- Exercise prompt:
Find the string "current" in the data, then copy every line where it is found.

--- Data for the task ---

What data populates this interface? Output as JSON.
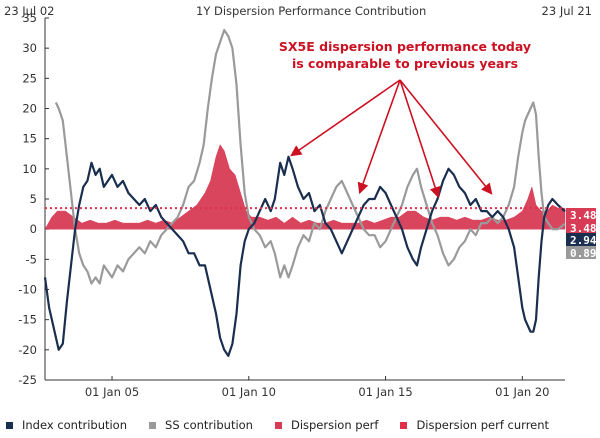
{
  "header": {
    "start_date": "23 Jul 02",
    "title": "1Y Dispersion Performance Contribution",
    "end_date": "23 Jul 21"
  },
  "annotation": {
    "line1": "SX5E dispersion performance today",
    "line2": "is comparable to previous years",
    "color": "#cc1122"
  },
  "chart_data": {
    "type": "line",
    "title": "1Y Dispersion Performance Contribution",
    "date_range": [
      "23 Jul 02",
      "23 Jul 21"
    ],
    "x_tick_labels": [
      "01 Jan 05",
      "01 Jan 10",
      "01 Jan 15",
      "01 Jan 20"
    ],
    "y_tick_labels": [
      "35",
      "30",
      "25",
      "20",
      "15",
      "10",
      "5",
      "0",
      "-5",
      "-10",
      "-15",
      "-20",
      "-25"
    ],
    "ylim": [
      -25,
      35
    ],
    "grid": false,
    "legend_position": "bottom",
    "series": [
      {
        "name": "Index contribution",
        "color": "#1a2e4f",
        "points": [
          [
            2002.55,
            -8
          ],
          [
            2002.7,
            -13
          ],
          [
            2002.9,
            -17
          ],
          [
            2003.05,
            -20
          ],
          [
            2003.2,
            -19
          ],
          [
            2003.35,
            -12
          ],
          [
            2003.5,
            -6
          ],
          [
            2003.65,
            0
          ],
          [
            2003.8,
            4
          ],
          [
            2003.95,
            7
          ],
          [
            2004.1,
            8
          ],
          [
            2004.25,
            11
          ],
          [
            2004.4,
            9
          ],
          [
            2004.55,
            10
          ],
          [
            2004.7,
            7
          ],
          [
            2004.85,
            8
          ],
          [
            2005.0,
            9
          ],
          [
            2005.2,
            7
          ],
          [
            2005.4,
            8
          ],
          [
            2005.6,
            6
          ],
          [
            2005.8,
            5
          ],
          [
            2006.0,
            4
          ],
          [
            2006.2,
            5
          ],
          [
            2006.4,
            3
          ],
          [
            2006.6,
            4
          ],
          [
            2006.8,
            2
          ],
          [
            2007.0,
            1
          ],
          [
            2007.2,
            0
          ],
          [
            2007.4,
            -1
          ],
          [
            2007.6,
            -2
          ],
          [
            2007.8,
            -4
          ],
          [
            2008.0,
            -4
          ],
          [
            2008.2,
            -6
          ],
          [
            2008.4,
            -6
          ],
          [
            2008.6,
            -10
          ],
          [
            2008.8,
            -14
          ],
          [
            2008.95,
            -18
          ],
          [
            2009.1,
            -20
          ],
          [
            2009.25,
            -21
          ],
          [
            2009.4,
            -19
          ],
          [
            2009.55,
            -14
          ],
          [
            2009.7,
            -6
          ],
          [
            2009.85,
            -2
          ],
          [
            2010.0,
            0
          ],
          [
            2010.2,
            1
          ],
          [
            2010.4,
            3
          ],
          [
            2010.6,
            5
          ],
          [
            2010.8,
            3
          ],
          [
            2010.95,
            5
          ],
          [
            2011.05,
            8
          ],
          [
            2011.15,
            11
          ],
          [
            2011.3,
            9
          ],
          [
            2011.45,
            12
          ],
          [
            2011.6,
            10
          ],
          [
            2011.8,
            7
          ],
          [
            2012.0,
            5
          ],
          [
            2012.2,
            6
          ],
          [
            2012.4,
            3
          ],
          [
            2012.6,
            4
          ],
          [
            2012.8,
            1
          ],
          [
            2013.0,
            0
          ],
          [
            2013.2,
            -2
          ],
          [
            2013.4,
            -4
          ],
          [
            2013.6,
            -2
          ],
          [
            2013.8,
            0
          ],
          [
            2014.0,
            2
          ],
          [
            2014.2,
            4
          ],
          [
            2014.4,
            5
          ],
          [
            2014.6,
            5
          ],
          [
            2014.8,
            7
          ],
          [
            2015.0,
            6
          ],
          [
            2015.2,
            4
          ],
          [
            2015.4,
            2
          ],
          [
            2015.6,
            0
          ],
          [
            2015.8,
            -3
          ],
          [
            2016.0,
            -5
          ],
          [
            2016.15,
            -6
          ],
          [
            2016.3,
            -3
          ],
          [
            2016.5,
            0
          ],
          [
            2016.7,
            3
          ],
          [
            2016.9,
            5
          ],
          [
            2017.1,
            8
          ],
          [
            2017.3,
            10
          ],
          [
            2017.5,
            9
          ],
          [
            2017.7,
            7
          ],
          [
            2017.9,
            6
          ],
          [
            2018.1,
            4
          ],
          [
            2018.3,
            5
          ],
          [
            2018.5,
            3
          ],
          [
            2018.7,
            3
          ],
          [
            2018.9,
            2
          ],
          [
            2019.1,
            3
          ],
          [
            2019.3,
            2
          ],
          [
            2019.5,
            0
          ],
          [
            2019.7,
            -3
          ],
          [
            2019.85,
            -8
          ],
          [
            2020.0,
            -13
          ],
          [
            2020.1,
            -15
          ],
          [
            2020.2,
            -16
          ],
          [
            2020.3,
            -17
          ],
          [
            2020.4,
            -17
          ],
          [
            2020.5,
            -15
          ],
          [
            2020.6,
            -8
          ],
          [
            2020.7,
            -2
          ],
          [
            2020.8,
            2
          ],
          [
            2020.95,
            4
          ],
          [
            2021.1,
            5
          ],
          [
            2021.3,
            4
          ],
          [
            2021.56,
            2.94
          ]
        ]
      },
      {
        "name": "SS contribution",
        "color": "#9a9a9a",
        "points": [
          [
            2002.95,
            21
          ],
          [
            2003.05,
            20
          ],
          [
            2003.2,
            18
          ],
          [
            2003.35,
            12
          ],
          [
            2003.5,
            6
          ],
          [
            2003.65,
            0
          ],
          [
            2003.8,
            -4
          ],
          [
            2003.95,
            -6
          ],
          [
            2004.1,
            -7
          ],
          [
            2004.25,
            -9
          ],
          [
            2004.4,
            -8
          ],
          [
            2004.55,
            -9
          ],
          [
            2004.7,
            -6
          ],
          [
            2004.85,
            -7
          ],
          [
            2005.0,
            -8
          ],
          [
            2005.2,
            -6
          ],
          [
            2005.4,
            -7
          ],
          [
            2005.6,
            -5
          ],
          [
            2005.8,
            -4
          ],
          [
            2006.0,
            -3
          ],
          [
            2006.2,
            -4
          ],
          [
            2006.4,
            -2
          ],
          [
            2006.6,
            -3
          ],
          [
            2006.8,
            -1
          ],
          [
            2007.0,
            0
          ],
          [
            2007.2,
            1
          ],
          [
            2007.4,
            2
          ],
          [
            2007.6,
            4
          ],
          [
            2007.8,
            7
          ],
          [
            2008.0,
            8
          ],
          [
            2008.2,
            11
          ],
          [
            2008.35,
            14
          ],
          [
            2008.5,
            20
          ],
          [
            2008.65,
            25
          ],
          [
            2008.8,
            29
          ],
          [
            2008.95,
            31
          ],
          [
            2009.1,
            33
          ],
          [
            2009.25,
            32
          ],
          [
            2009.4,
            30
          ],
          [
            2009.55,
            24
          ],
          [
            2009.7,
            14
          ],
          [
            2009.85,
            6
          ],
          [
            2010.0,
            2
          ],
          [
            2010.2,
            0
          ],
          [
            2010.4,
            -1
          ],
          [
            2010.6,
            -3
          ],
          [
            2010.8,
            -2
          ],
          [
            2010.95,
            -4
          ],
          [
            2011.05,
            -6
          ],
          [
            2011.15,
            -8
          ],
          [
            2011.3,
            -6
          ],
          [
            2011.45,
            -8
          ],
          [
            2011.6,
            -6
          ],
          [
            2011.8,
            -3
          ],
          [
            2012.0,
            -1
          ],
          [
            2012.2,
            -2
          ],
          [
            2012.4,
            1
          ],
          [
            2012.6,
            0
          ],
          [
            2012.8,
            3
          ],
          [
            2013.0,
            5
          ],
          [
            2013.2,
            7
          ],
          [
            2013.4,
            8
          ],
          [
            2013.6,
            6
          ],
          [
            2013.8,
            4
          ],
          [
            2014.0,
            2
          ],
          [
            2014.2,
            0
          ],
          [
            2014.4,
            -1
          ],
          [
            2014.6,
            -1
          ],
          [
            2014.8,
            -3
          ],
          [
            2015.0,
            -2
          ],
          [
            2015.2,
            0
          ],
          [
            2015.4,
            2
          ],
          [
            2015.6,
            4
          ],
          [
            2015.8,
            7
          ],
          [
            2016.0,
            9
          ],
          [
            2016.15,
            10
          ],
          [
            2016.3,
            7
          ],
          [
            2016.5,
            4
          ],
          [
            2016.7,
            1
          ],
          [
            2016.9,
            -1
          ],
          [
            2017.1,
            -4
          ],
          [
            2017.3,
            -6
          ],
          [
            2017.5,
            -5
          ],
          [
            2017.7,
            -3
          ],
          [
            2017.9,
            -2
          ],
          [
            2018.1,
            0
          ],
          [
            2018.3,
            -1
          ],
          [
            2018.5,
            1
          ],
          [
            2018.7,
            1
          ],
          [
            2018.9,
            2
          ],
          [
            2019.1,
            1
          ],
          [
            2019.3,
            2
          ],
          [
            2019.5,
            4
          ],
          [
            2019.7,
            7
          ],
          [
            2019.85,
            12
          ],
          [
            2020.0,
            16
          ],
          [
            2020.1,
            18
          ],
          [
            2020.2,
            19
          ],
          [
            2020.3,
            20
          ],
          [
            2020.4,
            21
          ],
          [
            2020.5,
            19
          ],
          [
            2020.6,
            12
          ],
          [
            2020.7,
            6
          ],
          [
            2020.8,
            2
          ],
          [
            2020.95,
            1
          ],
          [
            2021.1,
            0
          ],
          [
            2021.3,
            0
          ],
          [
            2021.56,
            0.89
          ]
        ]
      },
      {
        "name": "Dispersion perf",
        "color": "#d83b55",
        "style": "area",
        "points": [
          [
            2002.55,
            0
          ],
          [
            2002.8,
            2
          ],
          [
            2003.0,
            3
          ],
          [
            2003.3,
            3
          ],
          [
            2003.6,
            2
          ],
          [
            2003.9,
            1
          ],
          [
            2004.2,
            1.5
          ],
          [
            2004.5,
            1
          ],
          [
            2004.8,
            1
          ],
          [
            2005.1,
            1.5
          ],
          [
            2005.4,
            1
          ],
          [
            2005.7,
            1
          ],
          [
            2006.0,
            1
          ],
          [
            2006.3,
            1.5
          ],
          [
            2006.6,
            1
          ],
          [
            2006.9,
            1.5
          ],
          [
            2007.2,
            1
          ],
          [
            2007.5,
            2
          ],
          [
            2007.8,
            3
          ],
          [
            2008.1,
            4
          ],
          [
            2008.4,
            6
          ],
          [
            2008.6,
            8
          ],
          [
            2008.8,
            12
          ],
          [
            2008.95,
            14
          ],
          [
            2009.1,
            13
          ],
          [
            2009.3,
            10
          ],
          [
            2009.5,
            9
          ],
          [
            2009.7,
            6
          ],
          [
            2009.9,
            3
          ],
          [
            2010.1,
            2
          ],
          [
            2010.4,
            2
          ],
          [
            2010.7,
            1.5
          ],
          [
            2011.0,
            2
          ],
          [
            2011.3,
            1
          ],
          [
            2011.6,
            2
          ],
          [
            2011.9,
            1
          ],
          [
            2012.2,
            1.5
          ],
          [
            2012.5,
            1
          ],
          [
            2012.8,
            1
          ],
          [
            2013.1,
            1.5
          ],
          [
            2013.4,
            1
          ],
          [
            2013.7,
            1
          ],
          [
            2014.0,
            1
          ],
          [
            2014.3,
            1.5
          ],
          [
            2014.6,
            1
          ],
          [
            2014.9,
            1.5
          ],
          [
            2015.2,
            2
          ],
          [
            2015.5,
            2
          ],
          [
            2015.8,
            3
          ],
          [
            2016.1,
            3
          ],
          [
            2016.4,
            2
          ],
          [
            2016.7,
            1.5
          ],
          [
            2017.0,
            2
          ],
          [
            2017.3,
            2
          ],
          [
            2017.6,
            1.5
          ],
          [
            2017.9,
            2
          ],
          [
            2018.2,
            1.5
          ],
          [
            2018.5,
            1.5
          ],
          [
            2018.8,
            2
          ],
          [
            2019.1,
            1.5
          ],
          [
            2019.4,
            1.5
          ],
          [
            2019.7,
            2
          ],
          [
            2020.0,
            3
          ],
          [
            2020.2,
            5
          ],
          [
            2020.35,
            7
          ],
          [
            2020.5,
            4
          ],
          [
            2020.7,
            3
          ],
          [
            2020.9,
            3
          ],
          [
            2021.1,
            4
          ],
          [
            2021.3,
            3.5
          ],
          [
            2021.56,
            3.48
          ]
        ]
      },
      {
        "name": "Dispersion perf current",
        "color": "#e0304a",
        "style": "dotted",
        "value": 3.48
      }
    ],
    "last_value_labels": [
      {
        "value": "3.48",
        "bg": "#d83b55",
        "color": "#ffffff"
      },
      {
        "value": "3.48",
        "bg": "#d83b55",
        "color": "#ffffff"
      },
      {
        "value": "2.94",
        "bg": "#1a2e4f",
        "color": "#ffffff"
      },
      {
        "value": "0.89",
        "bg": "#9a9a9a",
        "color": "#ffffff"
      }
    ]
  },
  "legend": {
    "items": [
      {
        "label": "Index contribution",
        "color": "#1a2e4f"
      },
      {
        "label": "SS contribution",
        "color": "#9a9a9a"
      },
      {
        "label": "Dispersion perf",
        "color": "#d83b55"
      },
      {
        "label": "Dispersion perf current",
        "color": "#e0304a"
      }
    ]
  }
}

---

- Answer to the task:
        "name": "Dispersion perf current",
        "label": "Dispersion perf current",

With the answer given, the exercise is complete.